→ **To be done**: Check every line of the material below for "title". Give the number of lines that have it, and only that.

Records from a data source
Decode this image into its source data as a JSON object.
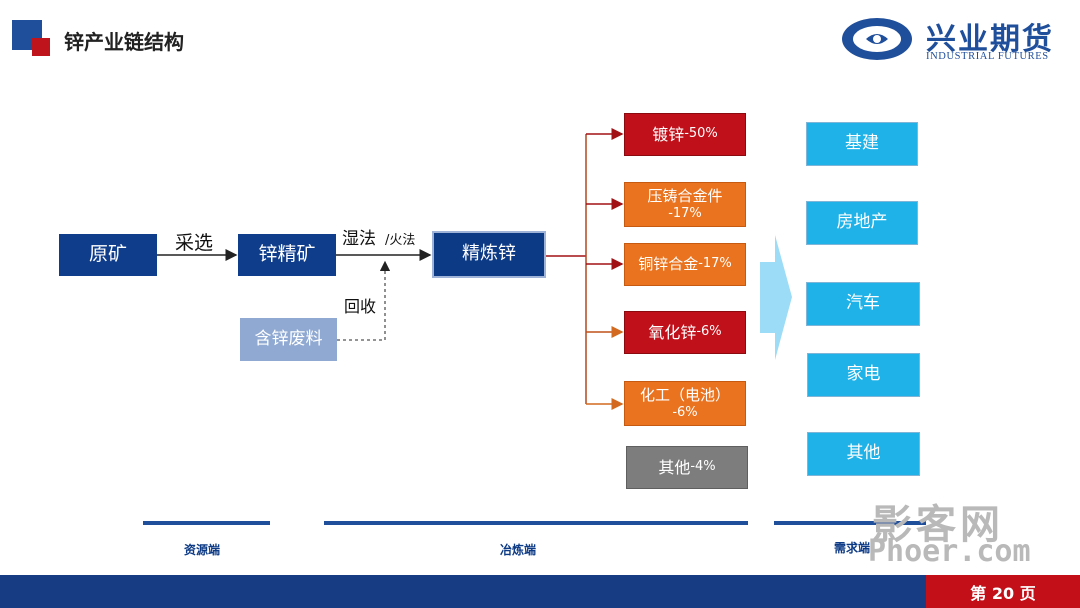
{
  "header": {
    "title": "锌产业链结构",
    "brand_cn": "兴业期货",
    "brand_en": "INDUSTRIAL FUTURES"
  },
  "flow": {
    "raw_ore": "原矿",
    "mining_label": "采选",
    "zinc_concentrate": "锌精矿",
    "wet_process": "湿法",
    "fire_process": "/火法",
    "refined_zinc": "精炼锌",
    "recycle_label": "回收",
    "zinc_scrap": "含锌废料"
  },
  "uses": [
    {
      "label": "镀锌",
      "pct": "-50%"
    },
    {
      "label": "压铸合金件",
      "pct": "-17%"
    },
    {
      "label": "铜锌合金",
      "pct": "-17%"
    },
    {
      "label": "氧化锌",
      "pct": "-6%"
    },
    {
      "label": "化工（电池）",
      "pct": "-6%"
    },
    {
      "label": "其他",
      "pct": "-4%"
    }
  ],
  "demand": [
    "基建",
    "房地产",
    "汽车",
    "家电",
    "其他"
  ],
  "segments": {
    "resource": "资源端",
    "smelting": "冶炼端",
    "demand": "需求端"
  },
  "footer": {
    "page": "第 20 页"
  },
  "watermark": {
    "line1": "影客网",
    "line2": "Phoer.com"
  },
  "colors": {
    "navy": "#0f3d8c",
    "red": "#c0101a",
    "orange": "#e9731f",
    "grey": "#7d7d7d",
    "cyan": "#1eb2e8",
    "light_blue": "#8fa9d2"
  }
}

==

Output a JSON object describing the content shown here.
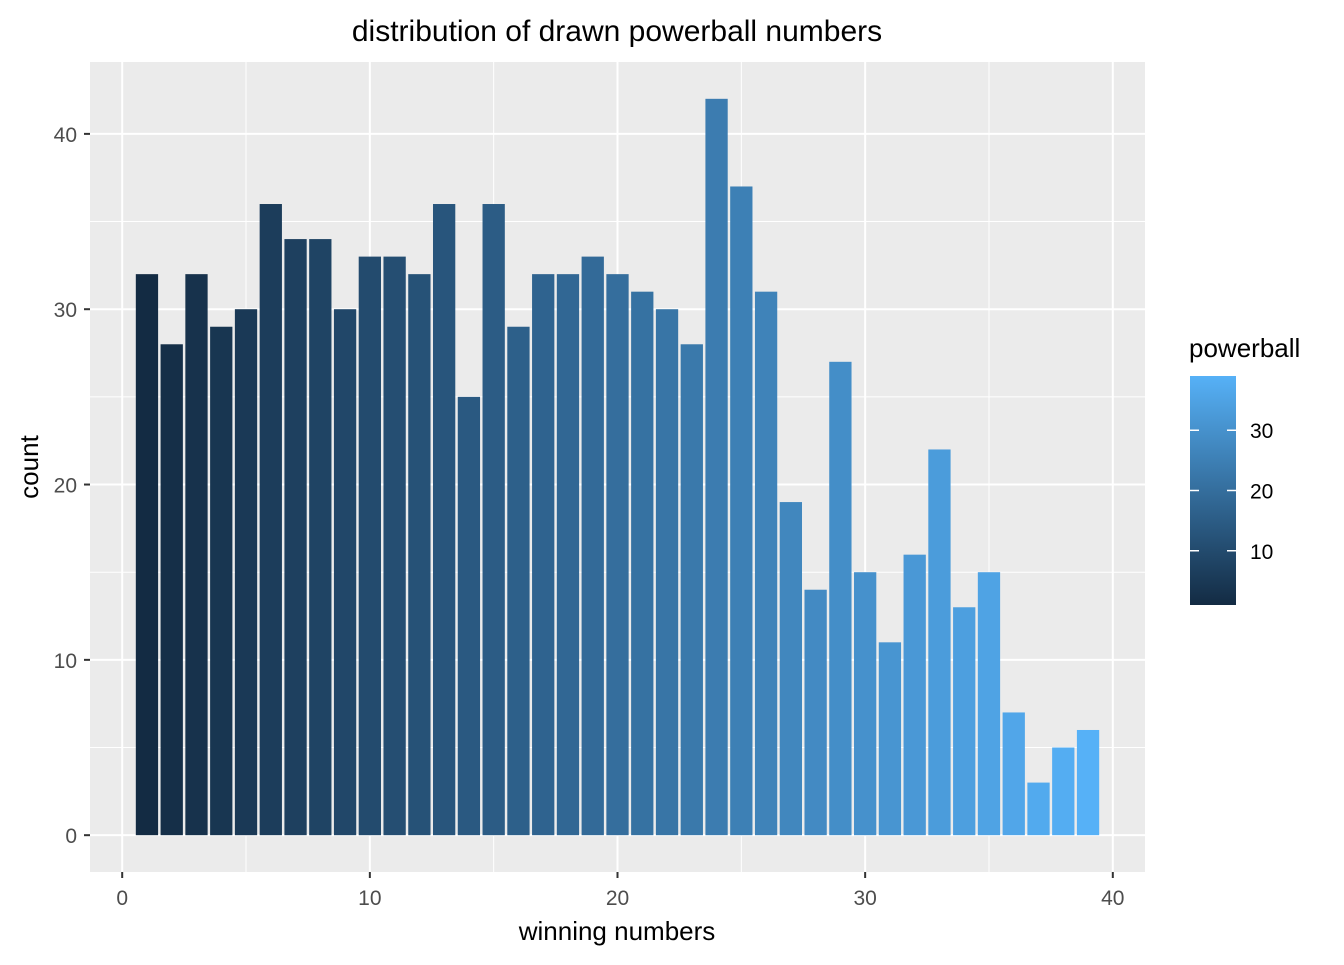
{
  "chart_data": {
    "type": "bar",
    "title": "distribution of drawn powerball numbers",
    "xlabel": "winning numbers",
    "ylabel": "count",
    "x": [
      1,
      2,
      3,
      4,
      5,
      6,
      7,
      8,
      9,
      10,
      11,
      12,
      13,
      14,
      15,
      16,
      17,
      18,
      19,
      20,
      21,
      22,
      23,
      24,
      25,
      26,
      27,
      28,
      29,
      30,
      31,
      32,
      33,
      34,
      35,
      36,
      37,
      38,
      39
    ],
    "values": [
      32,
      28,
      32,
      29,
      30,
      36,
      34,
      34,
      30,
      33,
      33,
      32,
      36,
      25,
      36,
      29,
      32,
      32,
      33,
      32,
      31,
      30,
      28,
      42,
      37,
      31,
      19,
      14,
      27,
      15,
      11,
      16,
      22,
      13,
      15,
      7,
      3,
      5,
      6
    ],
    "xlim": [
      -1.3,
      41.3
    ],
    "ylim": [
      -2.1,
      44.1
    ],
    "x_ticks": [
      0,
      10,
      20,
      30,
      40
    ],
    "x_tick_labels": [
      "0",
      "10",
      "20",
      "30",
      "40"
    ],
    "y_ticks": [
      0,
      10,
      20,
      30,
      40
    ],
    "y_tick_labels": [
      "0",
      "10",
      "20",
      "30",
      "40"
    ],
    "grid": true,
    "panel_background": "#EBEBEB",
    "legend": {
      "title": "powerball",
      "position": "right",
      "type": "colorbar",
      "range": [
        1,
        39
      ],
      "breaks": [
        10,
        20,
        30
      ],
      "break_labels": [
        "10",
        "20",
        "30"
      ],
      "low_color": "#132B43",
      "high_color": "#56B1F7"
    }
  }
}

→ **Solution to the exercise**: 3